* Problem to work on
Take the material below and retype it in full; pictures are left out.

Collection entries
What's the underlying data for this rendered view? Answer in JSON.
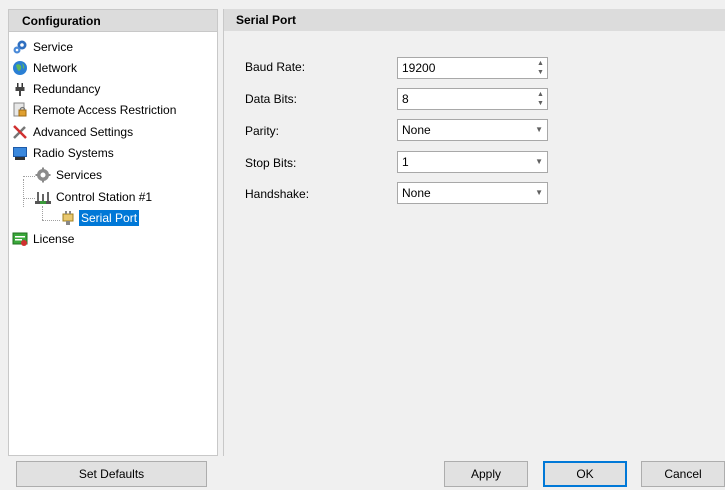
{
  "tree": {
    "header": "Configuration",
    "items": [
      {
        "label": "Service",
        "icon": "gear-blue-icon"
      },
      {
        "label": "Network",
        "icon": "globe-icon"
      },
      {
        "label": "Redundancy",
        "icon": "plug-icon"
      },
      {
        "label": "Remote Access Restriction",
        "icon": "lock-document-icon"
      },
      {
        "label": "Advanced Settings",
        "icon": "tools-icon"
      },
      {
        "label": "Radio Systems",
        "icon": "radio-systems-icon"
      },
      {
        "label": "Services",
        "icon": "gear-gray-icon"
      },
      {
        "label": "Control Station #1",
        "icon": "control-station-icon"
      },
      {
        "label": "Serial Port",
        "icon": "serial-port-icon",
        "selected": true
      },
      {
        "label": "License",
        "icon": "license-icon"
      }
    ]
  },
  "main": {
    "header": "Serial Port",
    "fields": {
      "baud_rate": {
        "label": "Baud Rate:",
        "value": "19200",
        "type": "spinner"
      },
      "data_bits": {
        "label": "Data Bits:",
        "value": "8",
        "type": "spinner"
      },
      "parity": {
        "label": "Parity:",
        "value": "None",
        "type": "dropdown"
      },
      "stop_bits": {
        "label": "Stop Bits:",
        "value": "1",
        "type": "dropdown"
      },
      "handshake": {
        "label": "Handshake:",
        "value": "None",
        "type": "dropdown"
      }
    }
  },
  "buttons": {
    "set_defaults": "Set Defaults",
    "apply": "Apply",
    "ok": "OK",
    "cancel": "Cancel"
  },
  "colors": {
    "selection": "#0078d7",
    "header_bg": "#dcdcdc",
    "window_bg": "#f0f0f0"
  }
}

* Output
What's the underlying data for this rendered view? Answer in JSON.
{
  "tree": {
    "header": "Configuration",
    "items": [
      {
        "label": "Service",
        "icon": "gear-blue-icon"
      },
      {
        "label": "Network",
        "icon": "globe-icon"
      },
      {
        "label": "Redundancy",
        "icon": "plug-icon"
      },
      {
        "label": "Remote Access Restriction",
        "icon": "lock-document-icon"
      },
      {
        "label": "Advanced Settings",
        "icon": "tools-icon"
      },
      {
        "label": "Radio Systems",
        "icon": "radio-systems-icon"
      },
      {
        "label": "Services",
        "icon": "gear-gray-icon"
      },
      {
        "label": "Control Station #1",
        "icon": "control-station-icon"
      },
      {
        "label": "Serial Port",
        "icon": "serial-port-icon",
        "selected": true
      },
      {
        "label": "License",
        "icon": "license-icon"
      }
    ]
  },
  "main": {
    "header": "Serial Port",
    "fields": {
      "baud_rate": {
        "label": "Baud Rate:",
        "value": "19200",
        "type": "spinner"
      },
      "data_bits": {
        "label": "Data Bits:",
        "value": "8",
        "type": "spinner"
      },
      "parity": {
        "label": "Parity:",
        "value": "None",
        "type": "dropdown"
      },
      "stop_bits": {
        "label": "Stop Bits:",
        "value": "1",
        "type": "dropdown"
      },
      "handshake": {
        "label": "Handshake:",
        "value": "None",
        "type": "dropdown"
      }
    }
  },
  "buttons": {
    "set_defaults": "Set Defaults",
    "apply": "Apply",
    "ok": "OK",
    "cancel": "Cancel"
  },
  "colors": {
    "selection": "#0078d7",
    "header_bg": "#dcdcdc",
    "window_bg": "#f0f0f0"
  }
}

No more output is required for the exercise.